Required work
Compile every line that includes the word "title".

Extracted data entries
- - -
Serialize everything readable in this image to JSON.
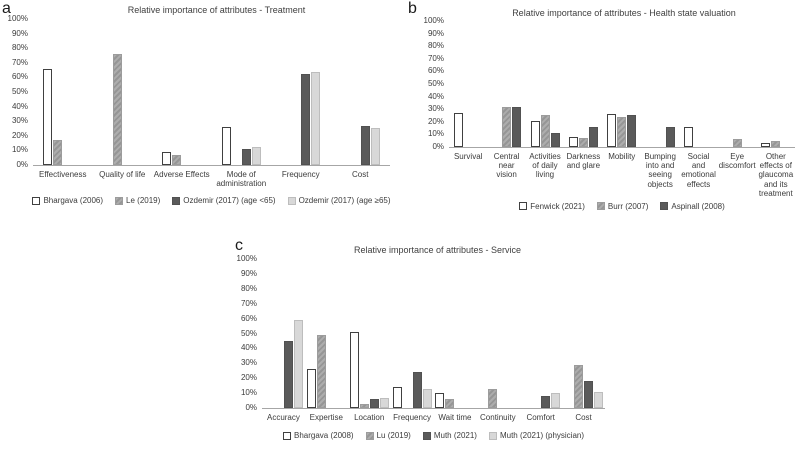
{
  "figure": {
    "background": "#ffffff",
    "accent_colors": {
      "white_series": "#ffffff",
      "hatch_series": "#a0a0a0",
      "dark_series": "#5a5a5a",
      "light_series": "#d8d8d8",
      "axis_line": "#a6a6a6",
      "text": "#3b3b3b"
    }
  },
  "chart_data": [
    {
      "type": "bar",
      "panel_label": "a",
      "title": "Relative importance of attributes - Treatment",
      "xlabel": "",
      "ylabel": "",
      "ylim": [
        0,
        100
      ],
      "grid": false,
      "legend_position": "bottom",
      "y_ticks": [
        "0%",
        "10%",
        "20%",
        "30%",
        "40%",
        "50%",
        "60%",
        "70%",
        "80%",
        "90%",
        "100%"
      ],
      "categories": [
        "Effectiveness",
        "Quality of life",
        "Adverse Effects",
        "Mode of administration",
        "Frequency",
        "Cost"
      ],
      "series": [
        {
          "name": "Bhargava (2006)",
          "style": "white",
          "values": [
            66,
            0,
            9,
            26,
            0,
            0
          ]
        },
        {
          "name": "Le (2019)",
          "style": "hatch",
          "values": [
            17,
            76,
            7,
            0,
            0,
            0
          ]
        },
        {
          "name": "Ozdemir (2017) (age <65)",
          "style": "dark",
          "values": [
            0,
            0,
            0,
            11,
            62,
            27
          ]
        },
        {
          "name": "Ozdemir (2017) (age ≥65)",
          "style": "light",
          "values": [
            0,
            0,
            0,
            12,
            64,
            25
          ]
        }
      ]
    },
    {
      "type": "bar",
      "panel_label": "b",
      "title": "Relative importance of attributes - Health state valuation",
      "xlabel": "",
      "ylabel": "",
      "ylim": [
        0,
        100
      ],
      "grid": false,
      "legend_position": "bottom",
      "y_ticks": [
        "0%",
        "10%",
        "20%",
        "30%",
        "40%",
        "50%",
        "60%",
        "70%",
        "80%",
        "90%",
        "100%"
      ],
      "categories": [
        "Survival",
        "Central near vision",
        "Activities of daily living",
        "Darkness and glare",
        "Mobility",
        "Bumping into and seeing objects",
        "Social and emotional effects",
        "Eye discomfort",
        "Other effects of glaucoma and its treatment"
      ],
      "series": [
        {
          "name": "Fenwick (2021)",
          "style": "white",
          "values": [
            27,
            0,
            21,
            8,
            26,
            0,
            16,
            0,
            3
          ]
        },
        {
          "name": "Burr (2007)",
          "style": "hatch",
          "values": [
            0,
            32,
            25,
            7,
            24,
            0,
            0,
            6,
            5
          ]
        },
        {
          "name": "Aspinall (2008)",
          "style": "dark",
          "values": [
            0,
            32,
            11,
            16,
            25,
            16,
            0,
            0,
            0
          ]
        }
      ]
    },
    {
      "type": "bar",
      "panel_label": "c",
      "title": "Relative importance of attributes - Service",
      "xlabel": "",
      "ylabel": "",
      "ylim": [
        0,
        100
      ],
      "grid": false,
      "legend_position": "bottom",
      "y_ticks": [
        "0%",
        "10%",
        "20%",
        "30%",
        "40%",
        "50%",
        "60%",
        "70%",
        "80%",
        "90%",
        "100%"
      ],
      "categories": [
        "Accuracy",
        "Expertise",
        "Location",
        "Frequency",
        "Wait time",
        "Continuity",
        "Comfort",
        "Cost"
      ],
      "series": [
        {
          "name": "Bhargava (2008)",
          "style": "white",
          "values": [
            0,
            26,
            51,
            14,
            10,
            0,
            0,
            0
          ]
        },
        {
          "name": "Lu (2019)",
          "style": "hatch",
          "values": [
            0,
            49,
            3,
            0,
            6,
            13,
            0,
            29
          ]
        },
        {
          "name": "Muth (2021)",
          "style": "dark",
          "values": [
            45,
            0,
            6,
            24,
            0,
            0,
            8,
            18
          ]
        },
        {
          "name": "Muth (2021) (physician)",
          "style": "light",
          "values": [
            59,
            0,
            7,
            13,
            0,
            0,
            10,
            11
          ]
        }
      ]
    }
  ]
}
- - -
Solution to the problem
      "title": "Relative importance of attributes - Treatment",
      "title": "Relative importance of attributes - Health state valuation",
      "title": "Relative importance of attributes - Service",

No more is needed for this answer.